**Stored data entries**
## BEGIN

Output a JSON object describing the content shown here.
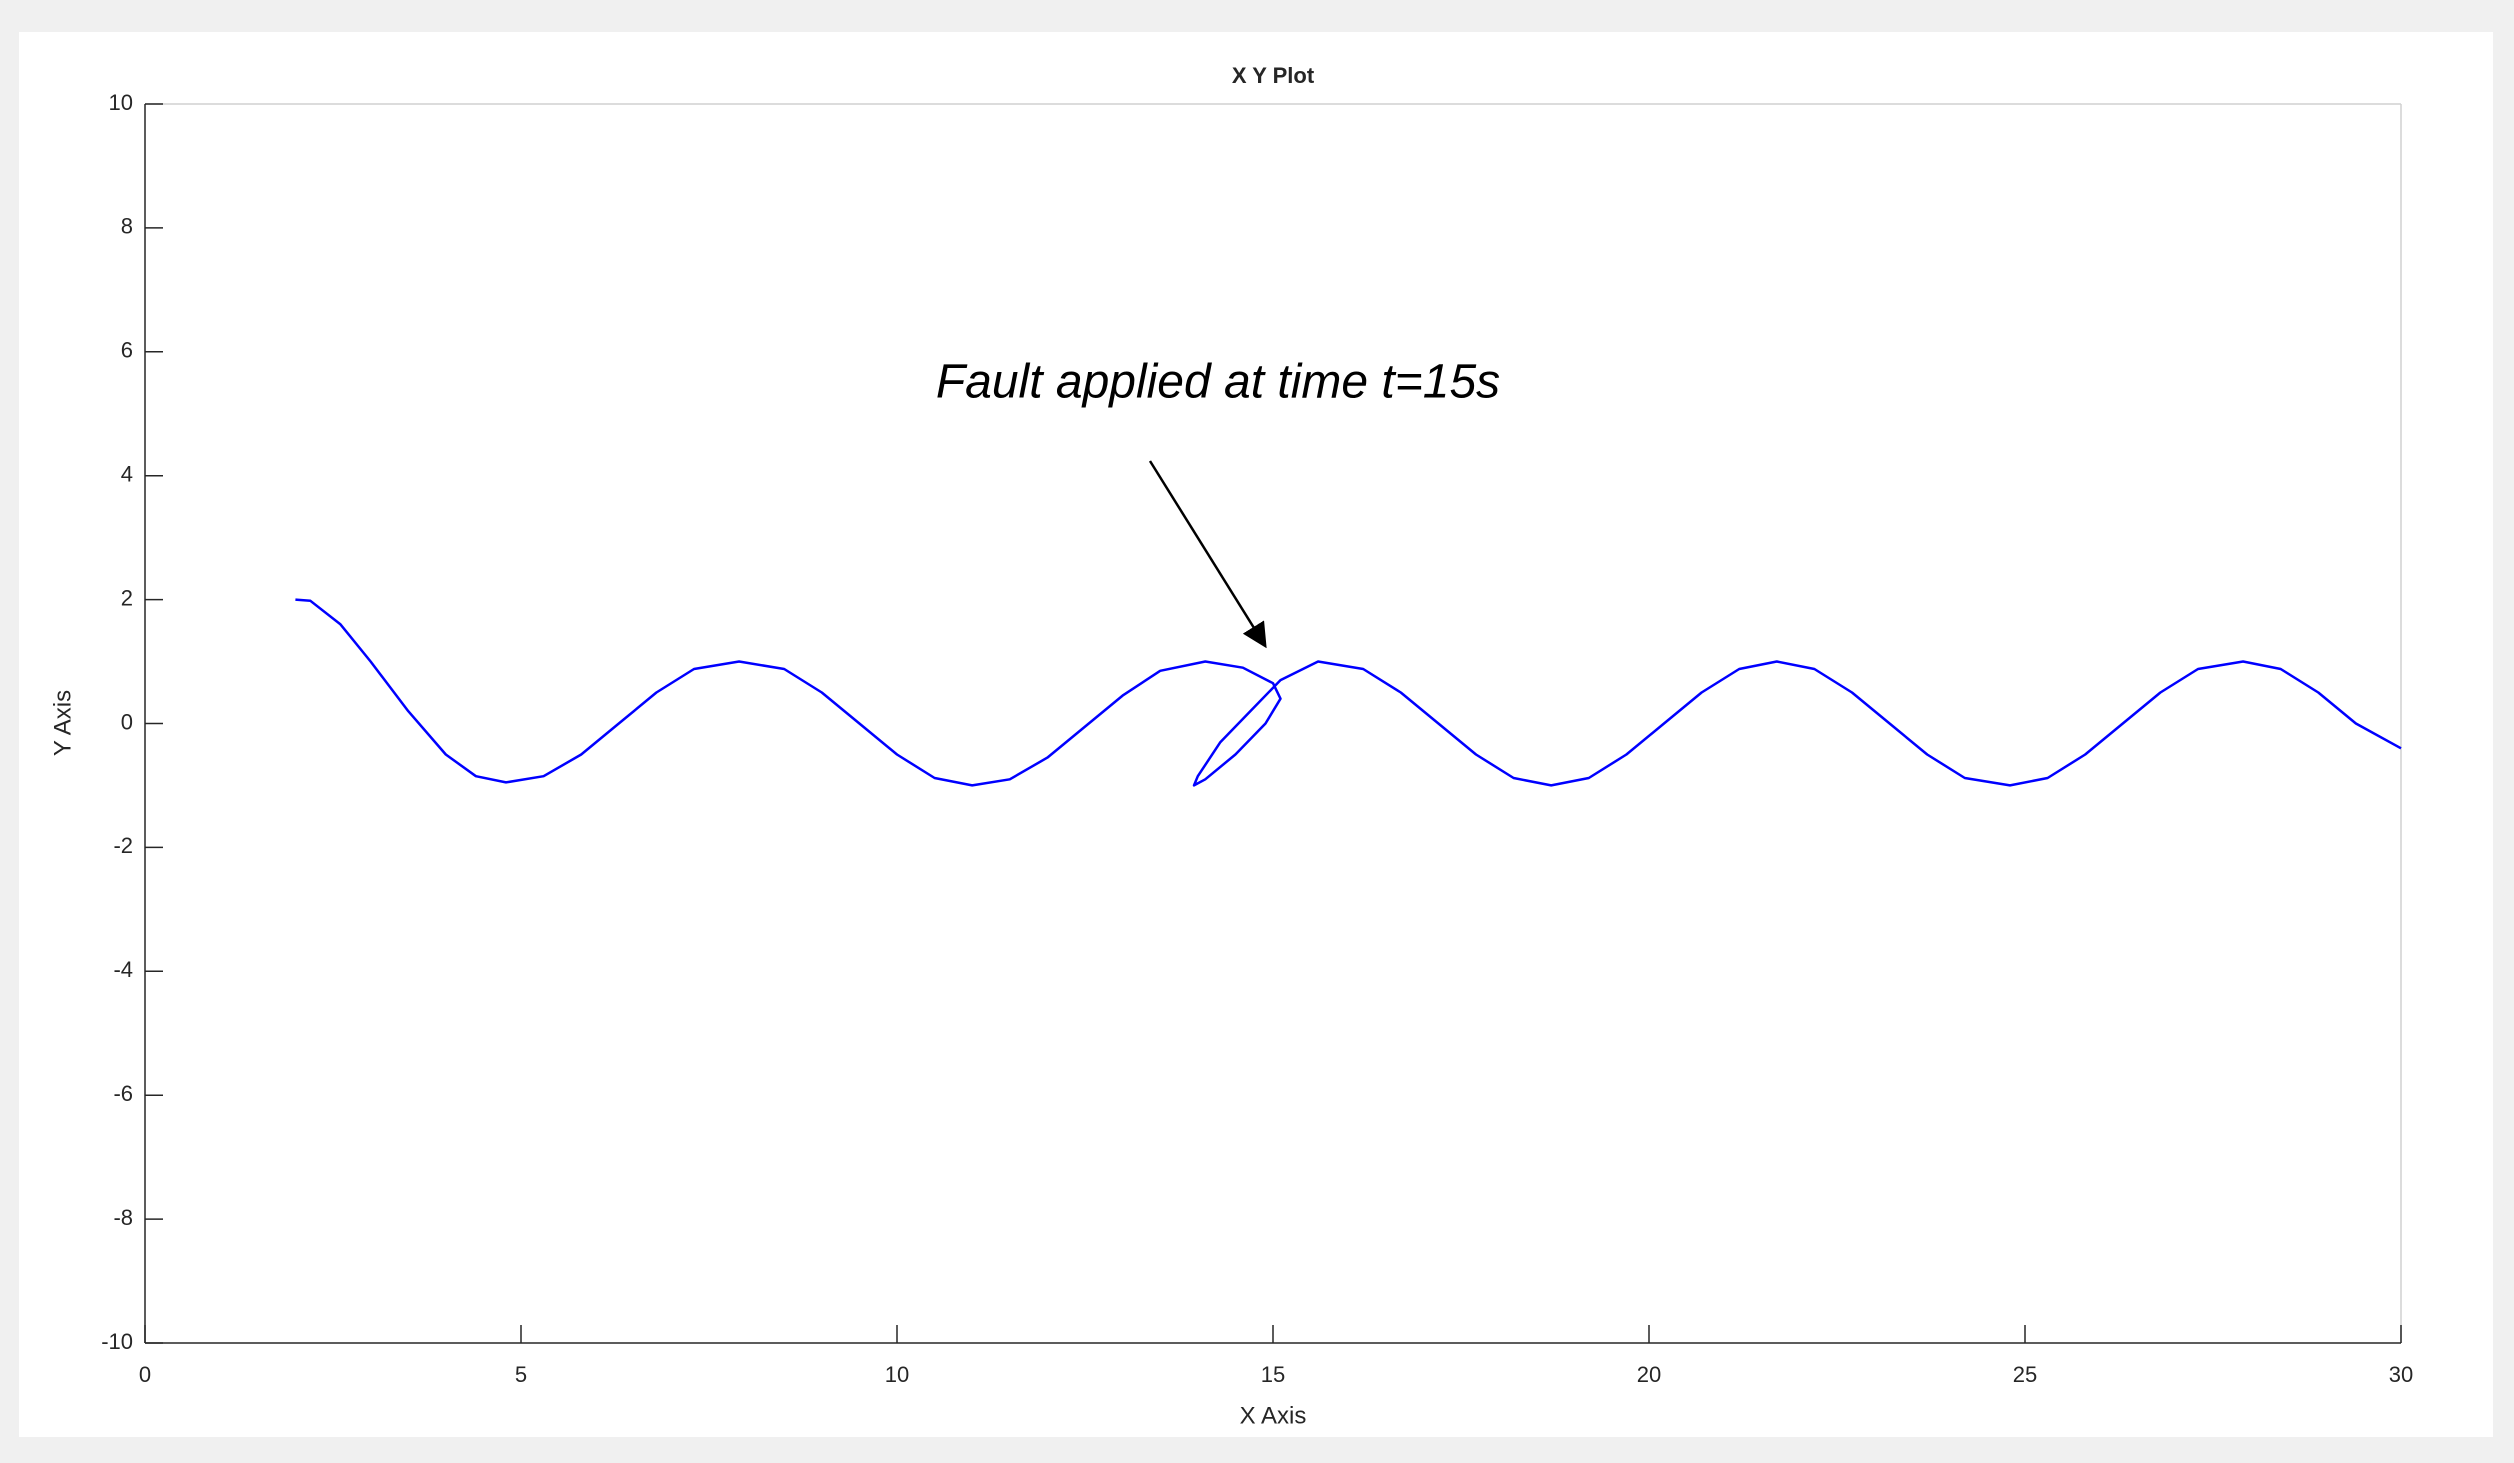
{
  "chart_data": {
    "type": "line",
    "title": "X Y Plot",
    "x_label": "X Axis",
    "y_label": "Y Axis",
    "annotation": "Fault applied at time t=15s",
    "color": "#0000ff",
    "x": [
      2.0,
      2.2,
      2.6,
      3.0,
      3.5,
      4.0,
      4.4,
      4.8,
      5.3,
      5.8,
      6.3,
      6.8,
      7.3,
      7.9,
      8.5,
      9.0,
      9.5,
      10.0,
      10.5,
      11.0,
      11.5,
      12.0,
      12.5,
      13.0,
      13.5,
      14.1,
      14.6,
      15.0,
      15.1,
      14.9,
      14.5,
      14.1,
      13.95,
      14.0,
      14.3,
      14.7,
      15.1,
      15.6,
      16.2,
      16.7,
      17.2,
      17.7,
      18.2,
      18.7,
      19.2,
      19.7,
      20.2,
      20.7,
      21.2,
      21.7,
      22.2,
      22.7,
      23.2,
      23.7,
      24.2,
      24.8,
      25.3,
      25.8,
      26.3,
      26.8,
      27.3,
      27.9,
      28.4,
      28.9,
      29.4,
      30.0
    ],
    "values": [
      2.0,
      1.98,
      1.6,
      1.0,
      0.2,
      -0.5,
      -0.85,
      -0.95,
      -0.85,
      -0.5,
      0.0,
      0.5,
      0.88,
      1.0,
      0.88,
      0.5,
      0.0,
      -0.5,
      -0.88,
      -1.0,
      -0.9,
      -0.55,
      -0.05,
      0.45,
      0.85,
      1.0,
      0.9,
      0.65,
      0.4,
      0.0,
      -0.5,
      -0.9,
      -1.0,
      -0.85,
      -0.3,
      0.2,
      0.7,
      1.0,
      0.88,
      0.5,
      0.0,
      -0.5,
      -0.88,
      -1.0,
      -0.88,
      -0.5,
      0.0,
      0.5,
      0.88,
      1.0,
      0.88,
      0.5,
      0.0,
      -0.5,
      -0.88,
      -1.0,
      -0.88,
      -0.5,
      0.0,
      0.5,
      0.88,
      1.0,
      0.88,
      0.5,
      0.0,
      -0.4
    ],
    "xlim": [
      0,
      30
    ],
    "xticks": [
      0,
      5,
      10,
      15,
      20,
      25,
      30
    ],
    "ylim": [
      -10,
      10
    ],
    "yticks": [
      -10,
      -8,
      -6,
      -4,
      -2,
      0,
      2,
      4,
      6,
      8,
      10
    ]
  }
}
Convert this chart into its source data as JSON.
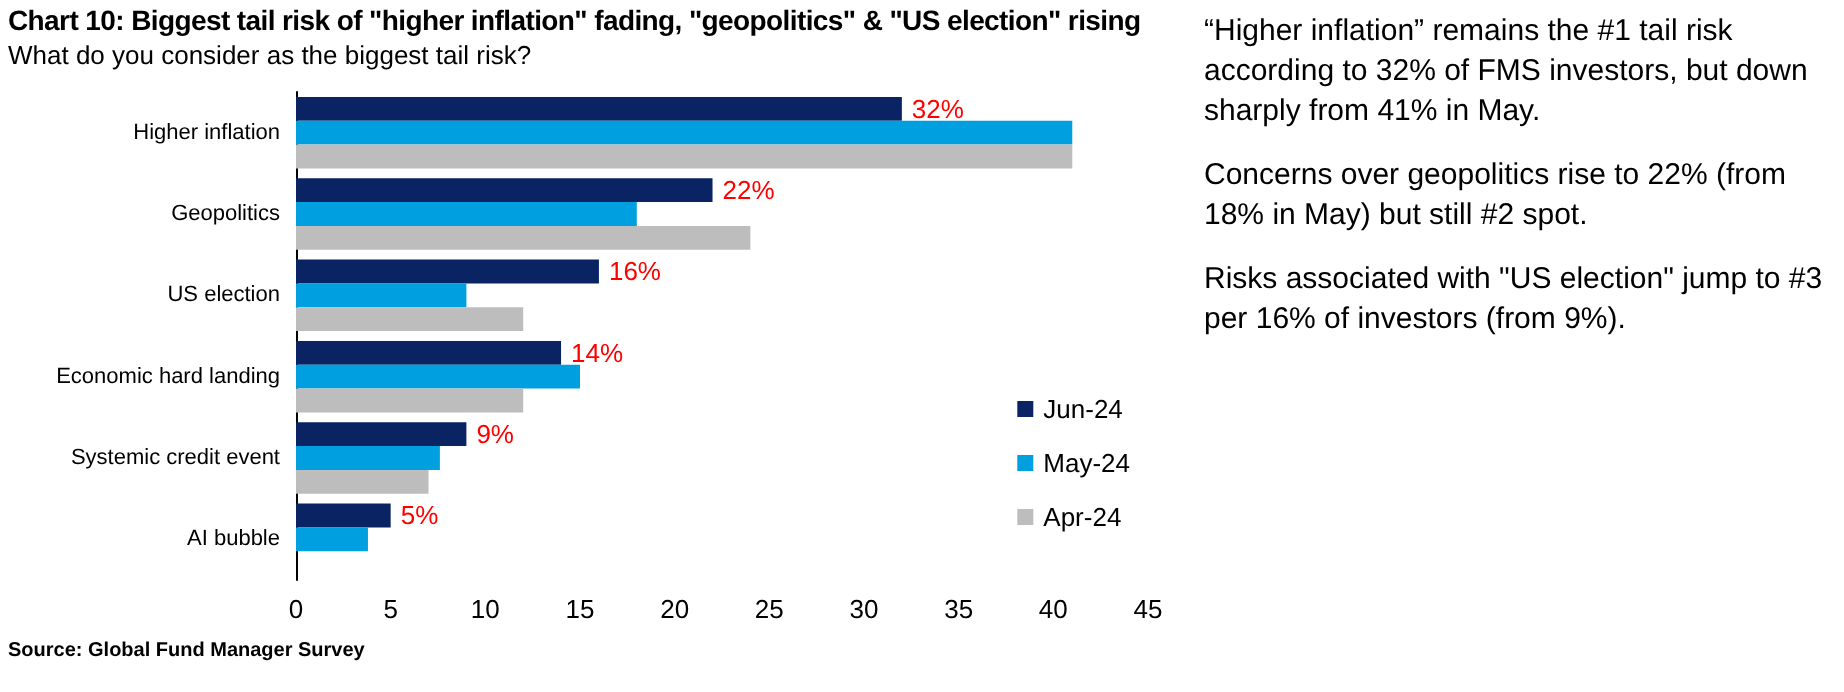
{
  "chart_data": {
    "type": "bar",
    "orientation": "horizontal",
    "title": "Chart 10: Biggest tail risk of \"higher inflation\" fading, \"geopolitics\" & \"US election\" rising",
    "subtitle": "What do you consider as the biggest tail risk?",
    "categories": [
      "Higher inflation",
      "Geopolitics",
      "US election",
      "Economic hard landing",
      "Systemic credit event",
      "AI bubble"
    ],
    "series": [
      {
        "name": "Jun-24",
        "color": "#0a2463",
        "values": [
          32,
          22,
          16,
          14,
          9,
          5
        ],
        "value_labels": [
          "32%",
          "22%",
          "16%",
          "14%",
          "9%",
          "5%"
        ]
      },
      {
        "name": "May-24",
        "color": "#009fdf",
        "values": [
          41,
          18,
          9,
          15,
          7.6,
          3.8
        ]
      },
      {
        "name": "Apr-24",
        "color": "#bdbdbd",
        "values": [
          41,
          24,
          12,
          12,
          7,
          null
        ]
      }
    ],
    "xlim": [
      0,
      45
    ],
    "xticks": [
      0,
      5,
      10,
      15,
      20,
      25,
      30,
      35,
      40,
      45
    ],
    "grid": false,
    "legend": "bottom right",
    "annotations": [
      "Source: Global Fund Manager Survey",
      "“Higher inflation” remains the #1 tail risk according to 32% of FMS investors, but down sharply from 41% in May.",
      "Concerns over geopolitics rise to 22% (from 18% in May) but still #2 spot.",
      "Risks associated with \"US election\" jump to #3 per 16% of investors (from 9%)."
    ]
  }
}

## END

**WRITTEN EXERCISE**
Do not include images; quote all of the entries above exactly.

**SOLUTION FOR THIS PROBLEM**
Output a JSON object describing the content shown here.
{
  "chart_data": {
    "type": "line",
    "title": "X Y Plot",
    "x_label": "X Axis",
    "y_label": "Y Axis",
    "annotation": "Fault applied at time t=15s",
    "color": "#0000ff",
    "x": [
      2.0,
      2.2,
      2.6,
      3.0,
      3.5,
      4.0,
      4.4,
      4.8,
      5.3,
      5.8,
      6.3,
      6.8,
      7.3,
      7.9,
      8.5,
      9.0,
      9.5,
      10.0,
      10.5,
      11.0,
      11.5,
      12.0,
      12.5,
      13.0,
      13.5,
      14.1,
      14.6,
      15.0,
      15.1,
      14.9,
      14.5,
      14.1,
      13.95,
      14.0,
      14.3,
      14.7,
      15.1,
      15.6,
      16.2,
      16.7,
      17.2,
      17.7,
      18.2,
      18.7,
      19.2,
      19.7,
      20.2,
      20.7,
      21.2,
      21.7,
      22.2,
      22.7,
      23.2,
      23.7,
      24.2,
      24.8,
      25.3,
      25.8,
      26.3,
      26.8,
      27.3,
      27.9,
      28.4,
      28.9,
      29.4,
      30.0
    ],
    "values": [
      2.0,
      1.98,
      1.6,
      1.0,
      0.2,
      -0.5,
      -0.85,
      -0.95,
      -0.85,
      -0.5,
      0.0,
      0.5,
      0.88,
      1.0,
      0.88,
      0.5,
      0.0,
      -0.5,
      -0.88,
      -1.0,
      -0.9,
      -0.55,
      -0.05,
      0.45,
      0.85,
      1.0,
      0.9,
      0.65,
      0.4,
      0.0,
      -0.5,
      -0.9,
      -1.0,
      -0.85,
      -0.3,
      0.2,
      0.7,
      1.0,
      0.88,
      0.5,
      0.0,
      -0.5,
      -0.88,
      -1.0,
      -0.88,
      -0.5,
      0.0,
      0.5,
      0.88,
      1.0,
      0.88,
      0.5,
      0.0,
      -0.5,
      -0.88,
      -1.0,
      -0.88,
      -0.5,
      0.0,
      0.5,
      0.88,
      1.0,
      0.88,
      0.5,
      0.0,
      -0.4
    ],
    "xlim": [
      0,
      30
    ],
    "xticks": [
      0,
      5,
      10,
      15,
      20,
      25,
      30
    ],
    "ylim": [
      -10,
      10
    ],
    "yticks": [
      -10,
      -8,
      -6,
      -4,
      -2,
      0,
      2,
      4,
      6,
      8,
      10
    ]
  }
}
Convert this chart into its source data as JSON.
{
  "chart_data": {
    "type": "bar",
    "orientation": "horizontal",
    "title": "Chart 10: Biggest tail risk of \"higher inflation\" fading, \"geopolitics\" & \"US election\" rising",
    "subtitle": "What do you consider as the biggest tail risk?",
    "categories": [
      "Higher inflation",
      "Geopolitics",
      "US election",
      "Economic hard landing",
      "Systemic credit event",
      "AI bubble"
    ],
    "series": [
      {
        "name": "Jun-24",
        "color": "#0a2463",
        "values": [
          32,
          22,
          16,
          14,
          9,
          5
        ],
        "value_labels": [
          "32%",
          "22%",
          "16%",
          "14%",
          "9%",
          "5%"
        ]
      },
      {
        "name": "May-24",
        "color": "#009fdf",
        "values": [
          41,
          18,
          9,
          15,
          7.6,
          3.8
        ]
      },
      {
        "name": "Apr-24",
        "color": "#bdbdbd",
        "values": [
          41,
          24,
          12,
          12,
          7,
          null
        ]
      }
    ],
    "xlim": [
      0,
      45
    ],
    "xticks": [
      0,
      5,
      10,
      15,
      20,
      25,
      30,
      35,
      40,
      45
    ],
    "grid": false,
    "legend": "bottom right",
    "annotations": [
      "Source: Global Fund Manager Survey",
      "“Higher inflation” remains the #1 tail risk according to 32% of FMS investors, but down sharply from 41% in May.",
      "Concerns over geopolitics rise to 22% (from 18% in May) but still #2 spot.",
      "Risks associated with \"US election\" jump to #3 per 16% of investors (from 9%)."
    ]
  }
}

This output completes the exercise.